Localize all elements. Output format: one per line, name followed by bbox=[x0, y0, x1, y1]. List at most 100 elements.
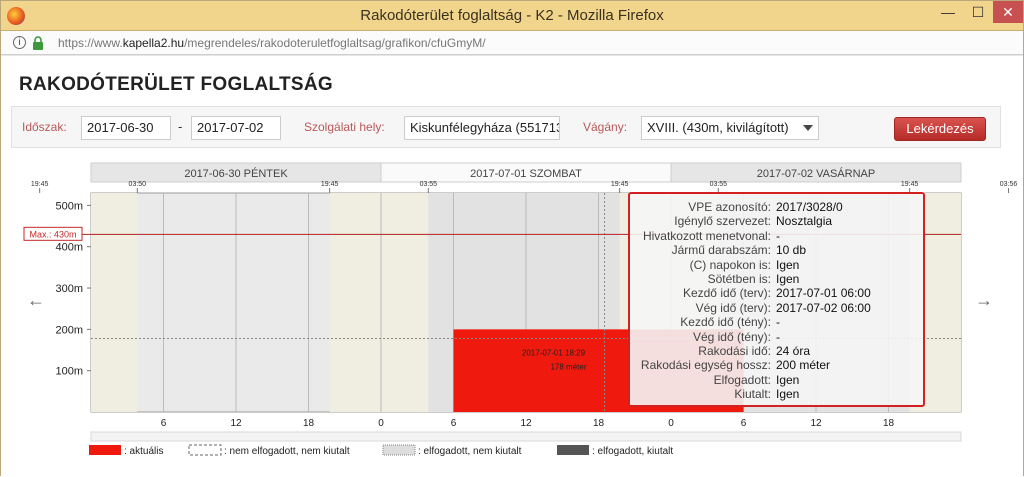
legend-label: : elfogadott, nem kiutalt bbox=[418, 446, 522, 457]
period-label: Időszak: bbox=[22, 120, 67, 134]
page-content: RAKODÓTERÜLET FOGLALTSÁG Időszak: 2017-0… bbox=[1, 56, 1023, 477]
tooltip-row: Kezdő idő (tény): - bbox=[630, 315, 927, 329]
x-tick-label: 6 bbox=[741, 418, 747, 429]
legend-swatch bbox=[557, 445, 589, 455]
x-tick-label: 12 bbox=[230, 418, 242, 429]
legend-label: : aktuális bbox=[124, 446, 163, 457]
x-tick-label: 0 bbox=[668, 418, 674, 429]
tooltip-value: 24 óra bbox=[776, 344, 811, 358]
tooltip-value: 10 db bbox=[776, 243, 807, 258]
tooltip-key: Kezdő idő (terv): bbox=[682, 286, 771, 301]
tooltip-value: - bbox=[776, 329, 780, 344]
time-mark-label: 19:45 bbox=[611, 181, 629, 188]
y-tick-label: 500m bbox=[55, 200, 83, 212]
day-tab-label: 2017-07-02 VASÁRNAP bbox=[757, 167, 875, 180]
tooltip-key: Kiutalt: bbox=[734, 387, 771, 402]
x-tick-label: 18 bbox=[593, 418, 605, 429]
close-button[interactable]: ✕ bbox=[993, 1, 1023, 23]
tooltip-row: Rakodási idő: 24 óra bbox=[630, 344, 927, 358]
y-tick-label: 100m bbox=[55, 366, 83, 378]
chevron-down-icon bbox=[803, 125, 813, 131]
tooltip-key: Igénylő szervezet: bbox=[674, 214, 771, 229]
tooltip-row: Kezdő idő (terv): 2017-07-01 06:00 bbox=[630, 286, 927, 300]
track-select[interactable]: XVIII. (430m, kivilágított) bbox=[641, 116, 819, 140]
legend-swatch bbox=[188, 444, 222, 456]
date-from-input[interactable]: 2017-06-30 bbox=[81, 116, 171, 140]
y-tick-label: 200m bbox=[55, 324, 83, 336]
tooltip-key: Vég idő (tény): bbox=[692, 329, 771, 344]
tooltip-key: VPE azonosító: bbox=[688, 200, 771, 214]
legend-label: : nem elfogadott, nem kiutalt bbox=[224, 446, 350, 457]
address-bar[interactable]: i https://www.kapella2.hu/megrendeles/ra… bbox=[1, 31, 1023, 55]
tooltip-row: Kiutalt: Igen bbox=[630, 387, 927, 401]
max-label: Max.: 430m bbox=[29, 229, 76, 239]
tooltip-row: Hivatkozott menetvonal: - bbox=[630, 229, 927, 243]
night-band bbox=[91, 193, 138, 412]
legend-label: : elfogadott, kiutalt bbox=[592, 446, 673, 457]
tooltip-value: - bbox=[776, 228, 780, 243]
minimize-button[interactable]: — bbox=[933, 1, 963, 23]
time-mark-label: 03:50 bbox=[129, 181, 147, 188]
legend-swatch bbox=[382, 444, 416, 456]
timeline-strip bbox=[90, 431, 962, 442]
track-label: Vágány: bbox=[583, 120, 628, 134]
info-icon[interactable]: i bbox=[13, 36, 26, 49]
tooltip-value: Igen bbox=[776, 272, 800, 286]
tooltip-row: Sötétben is: Igen bbox=[630, 272, 927, 286]
night-band bbox=[329, 193, 429, 412]
y-tick-label: 300m bbox=[55, 283, 83, 295]
lock-icon bbox=[33, 36, 43, 50]
maximize-button[interactable]: ☐ bbox=[963, 1, 993, 23]
tooltip-row: Vég idő (terv): 2017-07-02 06:00 bbox=[630, 301, 927, 315]
track-select-value: XVIII. (430m, kivilágított) bbox=[647, 120, 789, 135]
tooltip-key: Elfogadott: bbox=[713, 372, 771, 387]
x-tick-label: 6 bbox=[161, 418, 167, 429]
page-title: RAKODÓTERÜLET FOGLALTSÁG bbox=[19, 74, 333, 95]
tooltip-value: Igen bbox=[776, 257, 800, 272]
place-input[interactable]: Kiskunfélegyháza (551713 bbox=[404, 116, 560, 140]
x-tick-label: 18 bbox=[303, 418, 315, 429]
place-label: Szolgálati hely: bbox=[304, 120, 385, 134]
tooltip-row: (C) napokon is: Igen bbox=[630, 258, 927, 272]
date-separator: - bbox=[178, 119, 183, 134]
tooltip-key: Rakodási idő: bbox=[698, 344, 771, 358]
time-mark-label: 03:55 bbox=[710, 181, 728, 188]
url-text[interactable]: https://www.kapella2.hu/megrendeles/rako… bbox=[58, 36, 486, 50]
time-mark-label: 03:56 bbox=[1000, 181, 1018, 188]
tooltip-value: Igen bbox=[776, 387, 800, 402]
tooltip-value: - bbox=[776, 315, 780, 330]
booking-tooltip: VPE azonosító: 2017/3028/0 Igénylő szervez… bbox=[628, 192, 925, 407]
tooltip-key: (C) napokon is: bbox=[689, 257, 771, 272]
legend-swatch bbox=[89, 445, 121, 455]
day-tab-label: 2017-07-01 SZOMBAT bbox=[470, 168, 582, 180]
tooltip-row: Rakodási egység hossz: 200 méter bbox=[630, 358, 927, 372]
query-button[interactable]: Lekérdezés bbox=[894, 117, 986, 141]
time-mark-label: 19:45 bbox=[321, 181, 339, 188]
tooltip-row: Vég idő (tény): - bbox=[630, 330, 927, 344]
filter-bar: Időszak: 2017-06-30 - 2017-07-02 Szolgál… bbox=[11, 106, 1001, 148]
browser-window: Rakodóterület foglaltság - K2 - Mozilla … bbox=[0, 0, 1024, 477]
x-tick-label: 0 bbox=[378, 418, 384, 429]
time-mark-label: 19:45 bbox=[31, 181, 49, 188]
tooltip-row: Elfogadott: Igen bbox=[630, 373, 927, 387]
tooltip-key: Kezdő idő (tény): bbox=[680, 315, 771, 330]
title-bar: Rakodóterület foglaltság - K2 - Mozilla … bbox=[1, 1, 1023, 31]
tooltip-value: 200 méter bbox=[776, 358, 831, 373]
tooltip-row: Jármű darabszám: 10 db bbox=[630, 243, 927, 257]
date-to-input[interactable]: 2017-07-02 bbox=[191, 116, 281, 140]
tooltip-key: Rakodási egység hossz: bbox=[640, 358, 771, 373]
tooltip-value: 2017-07-02 06:00 bbox=[776, 300, 871, 315]
x-tick-label: 6 bbox=[451, 418, 457, 429]
tooltip-key: Vég idő (terv): bbox=[695, 300, 771, 315]
bar-start-label: 2017-07-01 18:29 bbox=[522, 348, 586, 357]
tooltip-value: 2017/3028/0 bbox=[776, 200, 843, 214]
tooltip-key: Hivatkozott menetvonal: bbox=[642, 228, 771, 243]
tooltip-value: Igen bbox=[776, 372, 800, 387]
x-tick-label: 12 bbox=[810, 418, 822, 429]
bar-length-label: 178 méter bbox=[550, 362, 586, 371]
tooltip-row: VPE azonosító: 2017/3028/0 bbox=[630, 200, 927, 214]
time-mark-label: 19:45 bbox=[901, 181, 919, 188]
x-tick-label: 18 bbox=[883, 418, 895, 429]
day-tab-label: 2017-06-30 PÉNTEK bbox=[184, 167, 288, 180]
window-title: Rakodóterület foglaltság - K2 - Mozilla … bbox=[360, 7, 664, 24]
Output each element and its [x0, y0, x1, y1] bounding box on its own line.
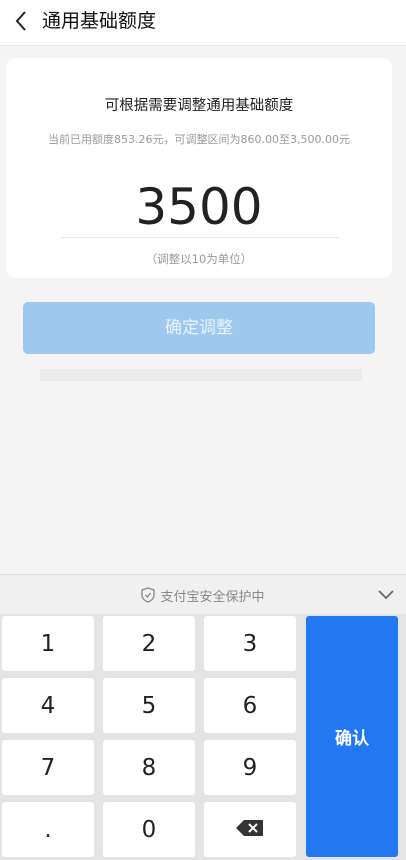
top-bar: 通用基础额度 [0, 0, 406, 46]
key-2[interactable]: 2 [103, 616, 195, 671]
keyboard-confirm-button[interactable]: 确认 [306, 616, 398, 857]
shield-icon [141, 587, 156, 603]
key-5[interactable]: 5 [103, 678, 195, 733]
key-3[interactable]: 3 [204, 616, 296, 671]
amount-input[interactable]: 3500 [6, 176, 392, 238]
backspace-key[interactable] [204, 802, 296, 857]
key-9[interactable]: 9 [204, 740, 296, 795]
backspace-icon [235, 817, 265, 843]
key-7[interactable]: 7 [2, 740, 94, 795]
key-0[interactable]: 0 [103, 802, 195, 857]
quota-card: 可根据需要调整通用基础额度 当前已用额度853.26元，可调整区间为860.00… [6, 58, 392, 278]
key-dot[interactable]: . [2, 802, 94, 857]
numeric-keypad: 1 2 3 4 5 6 7 8 9 . 0 确认 [0, 614, 406, 860]
amount-underline [61, 237, 339, 238]
adjust-hint: （调整以10为单位） [145, 252, 253, 266]
confirm-adjust-button[interactable]: 确定调整 [23, 302, 375, 354]
secure-label-text: 支付宝安全保护中 [160, 589, 265, 605]
key-8[interactable]: 8 [103, 740, 195, 795]
card-title: 可根据需要调整通用基础额度 [104, 98, 294, 114]
quota-range-text: 当前已用额度853.26元，可调整区间为860.00至3,500.00元 [48, 133, 350, 146]
key-4[interactable]: 4 [2, 678, 94, 733]
back-icon[interactable] [8, 8, 34, 34]
keyboard-header: 支付宝安全保护中 [0, 574, 406, 614]
key-1[interactable]: 1 [2, 616, 94, 671]
page-title: 通用基础额度 [42, 10, 157, 32]
placeholder-bar [40, 369, 362, 381]
secure-label: 支付宝安全保护中 [0, 575, 406, 615]
key-6[interactable]: 6 [204, 678, 296, 733]
chevron-down-icon[interactable] [376, 586, 396, 604]
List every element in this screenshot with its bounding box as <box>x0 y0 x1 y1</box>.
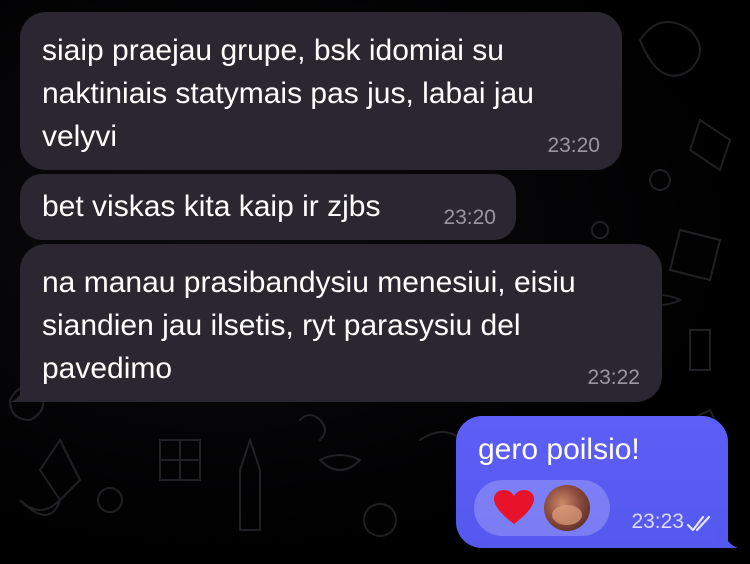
message-time: 23:20 <box>547 134 600 157</box>
incoming-message-3[interactable]: na manau prasibandysiu menesiui, eisiu s… <box>20 244 662 402</box>
incoming-message-1[interactable]: siaip praejau grupe, bsk idomiai su nakt… <box>20 12 622 170</box>
message-time: 23:23 <box>631 510 684 533</box>
reaction-pill[interactable] <box>474 480 610 536</box>
outgoing-message[interactable]: gero poilsio! 23:23 <box>456 416 728 548</box>
message-text: gero poilsio! <box>478 433 640 466</box>
message-text: siaip praejau grupe, bsk idomiai su nakt… <box>42 34 534 153</box>
double-check-icon <box>686 515 711 532</box>
message-text: na manau prasibandysiu menesiui, eisiu s… <box>42 266 576 385</box>
message-time: 23:20 <box>443 206 496 229</box>
reactor-avatar[interactable] <box>544 485 590 531</box>
message-text: bet viskas kita kaip ir zjbs <box>42 190 381 223</box>
bubble-tail-icon <box>716 530 738 548</box>
chat-area: siaip praejau grupe, bsk idomiai su nakt… <box>0 0 750 564</box>
red-heart-icon <box>494 490 534 524</box>
message-time: 23:22 <box>587 366 640 389</box>
incoming-message-2[interactable]: bet viskas kita kaip ir zjbs 23:20 <box>20 174 516 240</box>
bubble-tail-icon <box>10 384 32 402</box>
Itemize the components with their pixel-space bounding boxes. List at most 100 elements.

> **Requirement**
Reproduce, character for character, the stretch of the entries from the line containing "message-time: 23:20 <box>547" through the line containing "message-time: 23:23 <box>631", with both of those lines included.

> **Response to this task**
message-time: 23:20 <box>547 134 600 157</box>
incoming-message-3[interactable]: na manau prasibandysiu menesiui, eisiu s… <box>20 244 662 402</box>
incoming-message-1[interactable]: siaip praejau grupe, bsk idomiai su nakt… <box>20 12 622 170</box>
message-time: 23:23 <box>631 510 684 533</box>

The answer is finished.